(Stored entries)
** START **

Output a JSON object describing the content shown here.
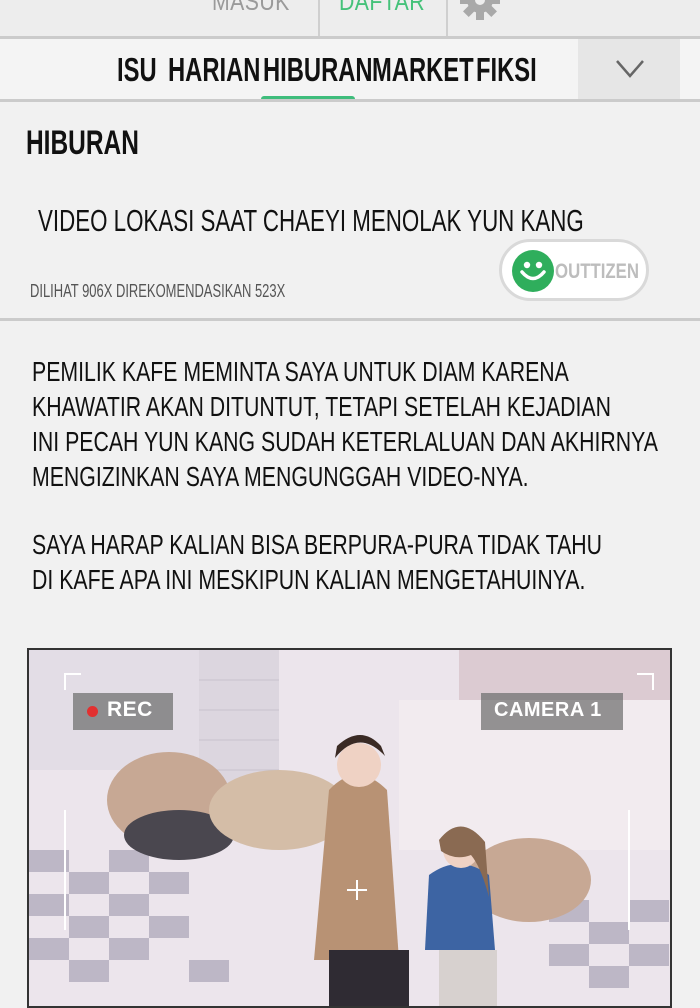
{
  "topbar": {
    "login_label": "MASUK",
    "register_label": "DAFTAR",
    "settings_icon": "gear-icon"
  },
  "nav": {
    "tabs": [
      {
        "label": "ISU"
      },
      {
        "label": "HARIAN"
      },
      {
        "label": "HIBURAN",
        "active": true
      },
      {
        "label": "MARKET"
      },
      {
        "label": "FIKSI"
      }
    ],
    "more_icon": "chevron-down-icon",
    "accent_color": "#3fbd7c"
  },
  "section": {
    "label": "HIBURAN"
  },
  "article": {
    "title": "VIDEO LOKASI SAAT CHAEYI MENOLAK YUN KANG",
    "meta": "DILIHAT 906X DIREKOMENDASIKAN 523X",
    "brand": {
      "icon": "smiley-icon",
      "label": "OUTTIZEN",
      "color": "#2fae5c"
    },
    "paragraphs": [
      [
        "PEMILIK KAFE MEMINTA SAYA UNTUK DIAM  KARENA",
        "KHAWATIR AKAN DITUNTUT, TETAPI SETELAH KEJADIAN",
        "INI PECAH YUN KANG SUDAH KETERLALUAN DAN AKHIRNYA",
        "MENGIZINKAN SAYA MENGUNGGAH VIDEO-NYA."
      ],
      [
        "SAYA HARAP KALIAN BISA BERPURA-PURA TIDAK TAHU",
        "DI KAFE APA INI MESKIPUN KALIAN MENGETAHUINYA."
      ]
    ]
  },
  "panel": {
    "rec_label": "REC",
    "camera_label": "CAMERA 1"
  }
}
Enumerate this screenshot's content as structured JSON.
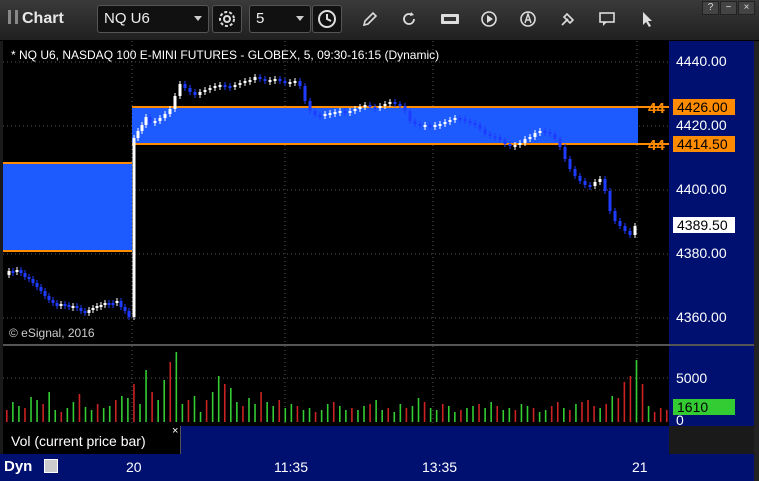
{
  "app": {
    "title": "Chart"
  },
  "toolbar": {
    "symbol_value": "NQ U6",
    "interval_value": "5"
  },
  "chart": {
    "caption": "* NQ U6, NASDAQ 100 E-MINI FUTURES - GLOBEX, 5, 09:30-16:15 (Dynamic)",
    "copyright": "© eSignal, 2016",
    "price_ticks": [
      "4440.00",
      "4420.00",
      "4400.00",
      "4380.00",
      "4360.00"
    ],
    "price_tags": [
      {
        "label": "4426.00",
        "bg": "#ff8c00",
        "fg": "#000000"
      },
      {
        "label": "4414.50",
        "bg": "#ff8c00",
        "fg": "#000000"
      },
      {
        "label": "4389.50",
        "bg": "#ffffff",
        "fg": "#000000"
      }
    ],
    "zone_labels": [
      "44",
      "44"
    ],
    "colors": {
      "zone": "#1e5bff",
      "zone_border": "#ff8c00",
      "up_candle": "#ffffff",
      "down_candle": "#1e3cff",
      "vol_up": "#33cc33",
      "vol_down": "#cc2222",
      "axis_bg": "#001071"
    }
  },
  "volume": {
    "ticks": [
      "5000",
      "0"
    ],
    "current_tag": {
      "label": "1610",
      "bg": "#33cc33",
      "fg": "#000000"
    },
    "legend_label": "Vol (current price bar)",
    "legend_close": "×"
  },
  "time_axis": {
    "labels": [
      "20",
      "11:35",
      "13:35",
      "21"
    ],
    "mode_label": "Dyn"
  }
}
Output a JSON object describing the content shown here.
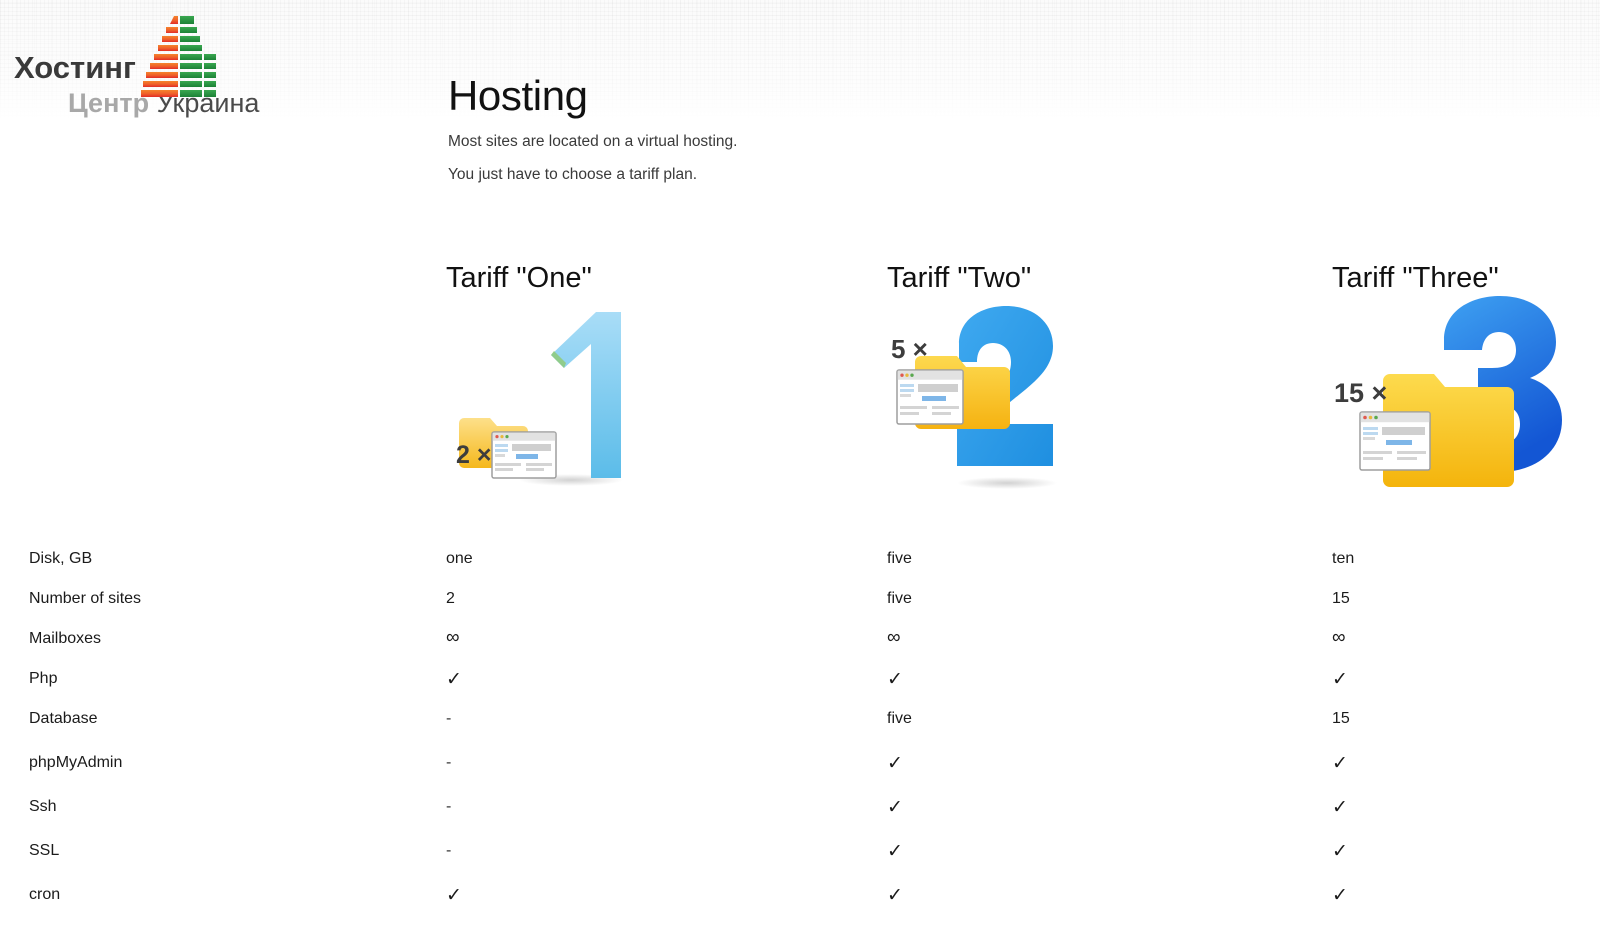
{
  "site": {
    "logo": {
      "line1": "Хостинг",
      "line2_bold": "Центр",
      "line2_regular": "Украина",
      "icon": "building-icon",
      "colors": {
        "left_tower_top": "#f07a2d",
        "left_tower_bottom": "#e0302a",
        "right_tower": "#2e9b46",
        "text_dark": "#3a3a3a",
        "text_gray": "#a8a8a8"
      }
    }
  },
  "page": {
    "title": "Hosting",
    "intro": [
      "Most sites are located on a virtual hosting.",
      "You just have to choose a tariff plan."
    ]
  },
  "tariffs": [
    {
      "heading": "Tariff \"One\"",
      "image": {
        "name": "tariff-one-illustration",
        "numeral": "1",
        "multiplier": "2 ×",
        "numeral_color": "#74c4ef",
        "numeral_color_light": "#a9ddf7",
        "folder_color": "#fbd04a"
      }
    },
    {
      "heading": "Tariff \"Two\"",
      "image": {
        "name": "tariff-two-illustration",
        "numeral": "2",
        "multiplier": "5 ×",
        "numeral_color": "#2e9ce8",
        "numeral_color_light": "#62bdf2",
        "folder_color": "#fbc72a"
      }
    },
    {
      "heading": "Tariff \"Three\"",
      "image": {
        "name": "tariff-three-illustration",
        "numeral": "3",
        "multiplier": "15 ×",
        "numeral_color": "#1f6fe0",
        "numeral_color_light": "#3ea6f0",
        "folder_color": "#f9c513"
      }
    }
  ],
  "spec_table": {
    "rows": [
      {
        "label": "Disk, GB",
        "one": "one",
        "two": "five",
        "three": "ten"
      },
      {
        "label": "Number of sites",
        "one": "2",
        "two": "five",
        "three": "15"
      },
      {
        "label": "Mailboxes",
        "one": "∞",
        "two": "∞",
        "three": "∞"
      },
      {
        "label": "Php",
        "one": "✓",
        "two": "✓",
        "three": "✓"
      },
      {
        "label": "Database",
        "one": "-",
        "two": "five",
        "three": "15"
      },
      {
        "label": "phpMyAdmin",
        "one": "-",
        "two": "✓",
        "three": "✓"
      },
      {
        "label": "Ssh",
        "one": "-",
        "two": "✓",
        "three": "✓"
      },
      {
        "label": "SSL",
        "one": "-",
        "two": "✓",
        "three": "✓"
      },
      {
        "label": "cron",
        "one": "✓",
        "two": "✓",
        "three": "✓"
      }
    ]
  }
}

** END **

Reproduce each entry precisely, dropping only the pictures.

### Answer to this exercise
Output a JSON object describing the content shown here.
{
  "topbar": {
    "login_label": "MASUK",
    "register_label": "DAFTAR",
    "settings_icon": "gear-icon"
  },
  "nav": {
    "tabs": [
      {
        "label": "ISU"
      },
      {
        "label": "HARIAN"
      },
      {
        "label": "HIBURAN",
        "active": true
      },
      {
        "label": "MARKET"
      },
      {
        "label": "FIKSI"
      }
    ],
    "more_icon": "chevron-down-icon",
    "accent_color": "#3fbd7c"
  },
  "section": {
    "label": "HIBURAN"
  },
  "article": {
    "title": "VIDEO LOKASI SAAT CHAEYI MENOLAK YUN KANG",
    "meta": "DILIHAT 906X DIREKOMENDASIKAN 523X",
    "brand": {
      "icon": "smiley-icon",
      "label": "OUTTIZEN",
      "color": "#2fae5c"
    },
    "paragraphs": [
      [
        "PEMILIK KAFE MEMINTA SAYA UNTUK DIAM  KARENA",
        "KHAWATIR AKAN DITUNTUT, TETAPI SETELAH KEJADIAN",
        "INI PECAH YUN KANG SUDAH KETERLALUAN DAN AKHIRNYA",
        "MENGIZINKAN SAYA MENGUNGGAH VIDEO-NYA."
      ],
      [
        "SAYA HARAP KALIAN BISA BERPURA-PURA TIDAK TAHU",
        "DI KAFE APA INI MESKIPUN KALIAN MENGETAHUINYA."
      ]
    ]
  },
  "panel": {
    "rec_label": "REC",
    "camera_label": "CAMERA 1"
  }
}
Enumerate this screenshot's content as structured JSON.
{
  "app": {
    "title": "Chart"
  },
  "toolbar": {
    "symbol_value": "NQ U6",
    "interval_value": "5"
  },
  "chart": {
    "caption": "* NQ U6, NASDAQ 100 E-MINI FUTURES - GLOBEX, 5, 09:30-16:15 (Dynamic)",
    "copyright": "© eSignal, 2016",
    "price_ticks": [
      "4440.00",
      "4420.00",
      "4400.00",
      "4380.00",
      "4360.00"
    ],
    "price_tags": [
      {
        "label": "4426.00",
        "bg": "#ff8c00",
        "fg": "#000000"
      },
      {
        "label": "4414.50",
        "bg": "#ff8c00",
        "fg": "#000000"
      },
      {
        "label": "4389.50",
        "bg": "#ffffff",
        "fg": "#000000"
      }
    ],
    "zone_labels": [
      "44",
      "44"
    ],
    "colors": {
      "zone": "#1e5bff",
      "zone_border": "#ff8c00",
      "up_candle": "#ffffff",
      "down_candle": "#1e3cff",
      "vol_up": "#33cc33",
      "vol_down": "#cc2222",
      "axis_bg": "#001071"
    }
  },
  "volume": {
    "ticks": [
      "5000",
      "0"
    ],
    "current_tag": {
      "label": "1610",
      "bg": "#33cc33",
      "fg": "#000000"
    },
    "legend_label": "Vol (current price bar)",
    "legend_close": "×"
  },
  "time_axis": {
    "labels": [
      "20",
      "11:35",
      "13:35",
      "21"
    ],
    "mode_label": "Dyn"
  }
}
Output a JSON object describing the content shown here.
{
  "site": {
    "logo": {
      "line1": "Хостинг",
      "line2_bold": "Центр",
      "line2_regular": "Украина",
      "icon": "building-icon",
      "colors": {
        "left_tower_top": "#f07a2d",
        "left_tower_bottom": "#e0302a",
        "right_tower": "#2e9b46",
        "text_dark": "#3a3a3a",
        "text_gray": "#a8a8a8"
      }
    }
  },
  "page": {
    "title": "Hosting",
    "intro": [
      "Most sites are located on a virtual hosting.",
      "You just have to choose a tariff plan."
    ]
  },
  "tariffs": [
    {
      "heading": "Tariff \"One\"",
      "image": {
        "name": "tariff-one-illustration",
        "numeral": "1",
        "multiplier": "2 ×",
        "numeral_color": "#74c4ef",
        "numeral_color_light": "#a9ddf7",
        "folder_color": "#fbd04a"
      }
    },
    {
      "heading": "Tariff \"Two\"",
      "image": {
        "name": "tariff-two-illustration",
        "numeral": "2",
        "multiplier": "5 ×",
        "numeral_color": "#2e9ce8",
        "numeral_color_light": "#62bdf2",
        "folder_color": "#fbc72a"
      }
    },
    {
      "heading": "Tariff \"Three\"",
      "image": {
        "name": "tariff-three-illustration",
        "numeral": "3",
        "multiplier": "15 ×",
        "numeral_color": "#1f6fe0",
        "numeral_color_light": "#3ea6f0",
        "folder_color": "#f9c513"
      }
    }
  ],
  "spec_table": {
    "rows": [
      {
        "label": "Disk, GB",
        "one": "one",
        "two": "five",
        "three": "ten"
      },
      {
        "label": "Number of sites",
        "one": "2",
        "two": "five",
        "three": "15"
      },
      {
        "label": "Mailboxes",
        "one": "∞",
        "two": "∞",
        "three": "∞"
      },
      {
        "label": "Php",
        "one": "✓",
        "two": "✓",
        "three": "✓"
      },
      {
        "label": "Database",
        "one": "-",
        "two": "five",
        "three": "15"
      },
      {
        "label": "phpMyAdmin",
        "one": "-",
        "two": "✓",
        "three": "✓"
      },
      {
        "label": "Ssh",
        "one": "-",
        "two": "✓",
        "three": "✓"
      },
      {
        "label": "SSL",
        "one": "-",
        "two": "✓",
        "three": "✓"
      },
      {
        "label": "cron",
        "one": "✓",
        "two": "✓",
        "three": "✓"
      }
    ]
  }
}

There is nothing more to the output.